» **What you have to do**: Go through the entries below and collect each line with the string "Berg" in it.

» **Records for processing**:

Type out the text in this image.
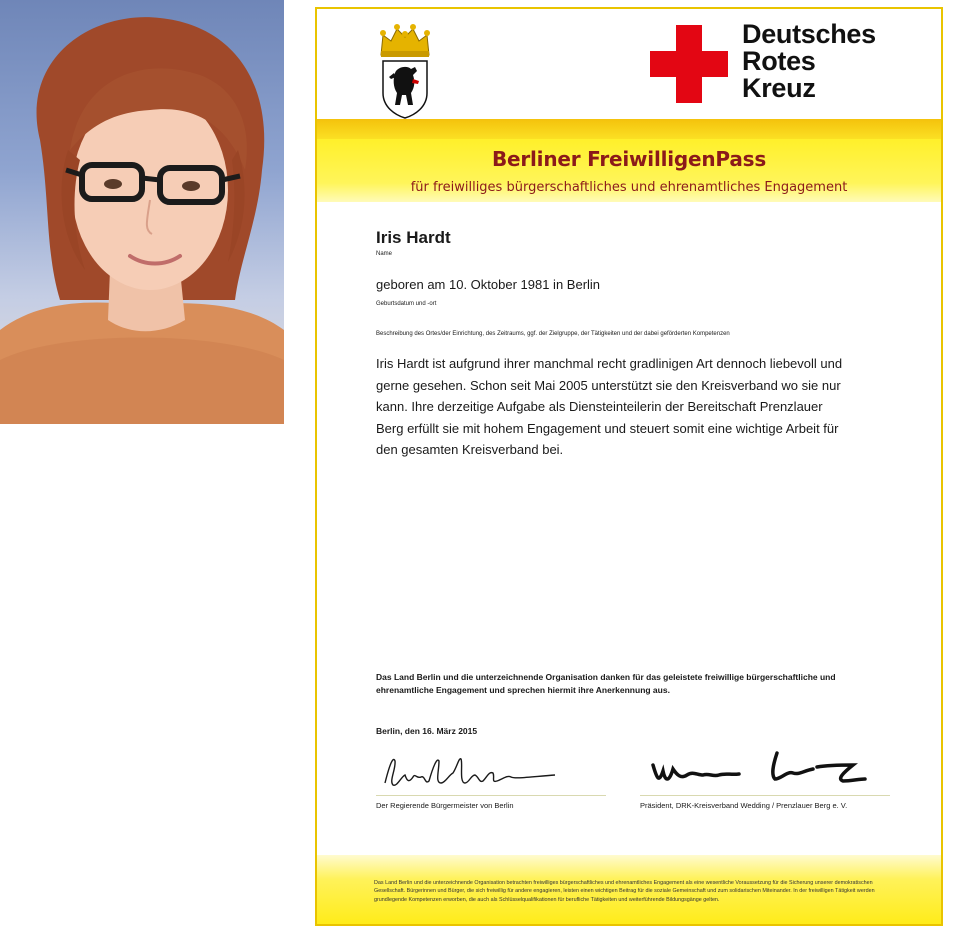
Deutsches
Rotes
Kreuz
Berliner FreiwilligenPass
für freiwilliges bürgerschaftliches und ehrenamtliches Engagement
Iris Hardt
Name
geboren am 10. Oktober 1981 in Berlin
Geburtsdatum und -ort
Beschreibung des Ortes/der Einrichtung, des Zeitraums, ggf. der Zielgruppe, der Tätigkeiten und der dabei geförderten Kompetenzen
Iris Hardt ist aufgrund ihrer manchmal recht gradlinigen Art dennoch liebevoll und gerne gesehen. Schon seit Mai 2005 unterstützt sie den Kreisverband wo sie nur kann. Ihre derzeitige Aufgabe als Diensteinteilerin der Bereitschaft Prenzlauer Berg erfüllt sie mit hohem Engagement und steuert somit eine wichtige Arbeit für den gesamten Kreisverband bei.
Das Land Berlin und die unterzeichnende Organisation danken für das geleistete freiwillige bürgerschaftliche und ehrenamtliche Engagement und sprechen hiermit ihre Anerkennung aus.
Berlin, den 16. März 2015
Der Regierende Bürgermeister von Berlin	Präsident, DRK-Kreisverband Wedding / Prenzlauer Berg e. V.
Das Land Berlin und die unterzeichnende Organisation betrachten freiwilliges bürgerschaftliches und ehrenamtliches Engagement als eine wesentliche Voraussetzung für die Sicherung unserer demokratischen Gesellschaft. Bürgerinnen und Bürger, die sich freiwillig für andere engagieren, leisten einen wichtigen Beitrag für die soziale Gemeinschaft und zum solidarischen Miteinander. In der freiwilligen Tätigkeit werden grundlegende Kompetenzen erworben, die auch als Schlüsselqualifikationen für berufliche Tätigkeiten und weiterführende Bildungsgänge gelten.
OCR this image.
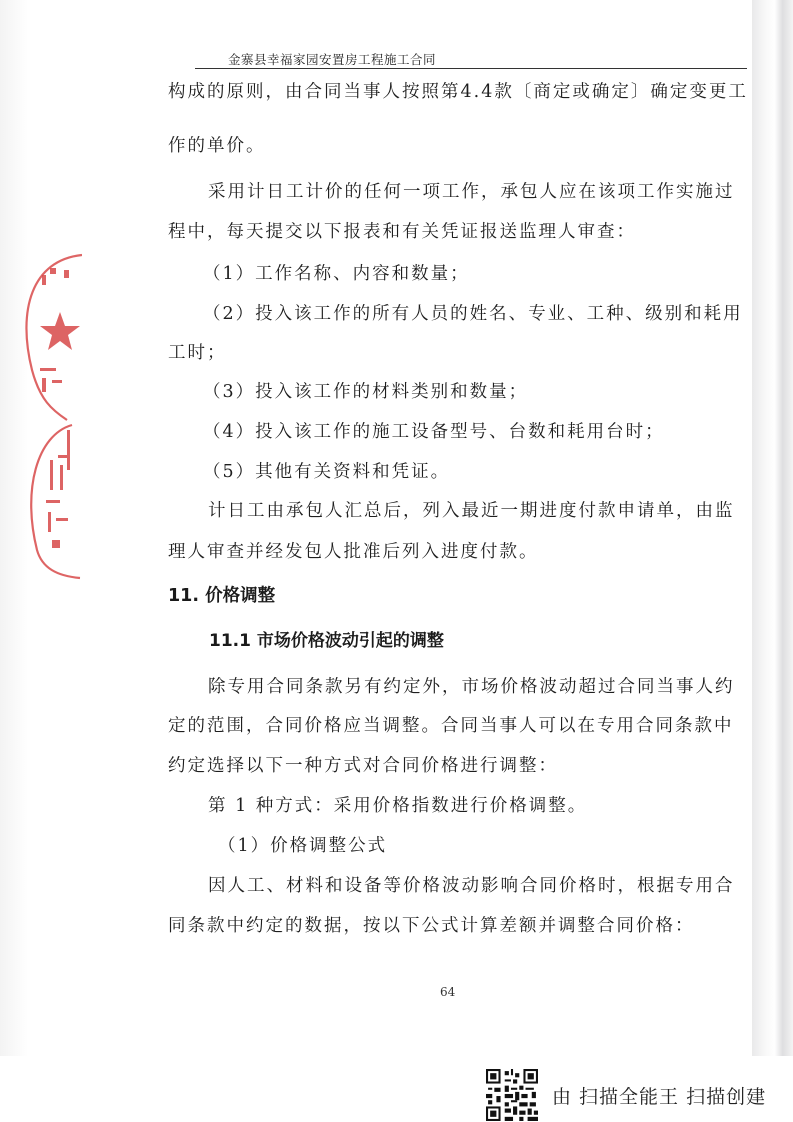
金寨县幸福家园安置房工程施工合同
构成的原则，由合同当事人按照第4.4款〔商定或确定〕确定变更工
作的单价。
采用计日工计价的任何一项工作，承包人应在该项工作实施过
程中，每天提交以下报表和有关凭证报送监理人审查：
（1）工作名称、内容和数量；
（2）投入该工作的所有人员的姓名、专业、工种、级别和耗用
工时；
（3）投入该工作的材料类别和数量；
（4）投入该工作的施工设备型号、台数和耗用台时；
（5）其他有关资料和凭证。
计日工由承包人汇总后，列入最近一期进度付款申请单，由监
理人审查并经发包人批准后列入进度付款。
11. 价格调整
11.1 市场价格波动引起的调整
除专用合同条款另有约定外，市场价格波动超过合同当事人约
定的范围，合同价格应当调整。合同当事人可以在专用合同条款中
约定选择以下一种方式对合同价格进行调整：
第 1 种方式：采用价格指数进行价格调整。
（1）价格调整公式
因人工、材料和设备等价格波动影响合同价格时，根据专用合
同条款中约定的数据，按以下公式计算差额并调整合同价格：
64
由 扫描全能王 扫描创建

» **Output below**:
Iris Hardt ist aufgrund ihrer manchmal recht gradlinigen Art dennoch liebevoll und gerne gesehen. Schon seit Mai 2005 unterstützt sie den Kreisverband wo sie nur kann. Ihre derzeitige Aufgabe als Diensteinteilerin der Bereitschaft Prenzlauer Berg erfüllt sie mit hohem Engagement und steuert somit eine wichtige Arbeit für den gesamten Kreisverband bei.
Der Regierende Bürgermeister von Berlin	Präsident, DRK-Kreisverband Wedding / Prenzlauer Berg e. V.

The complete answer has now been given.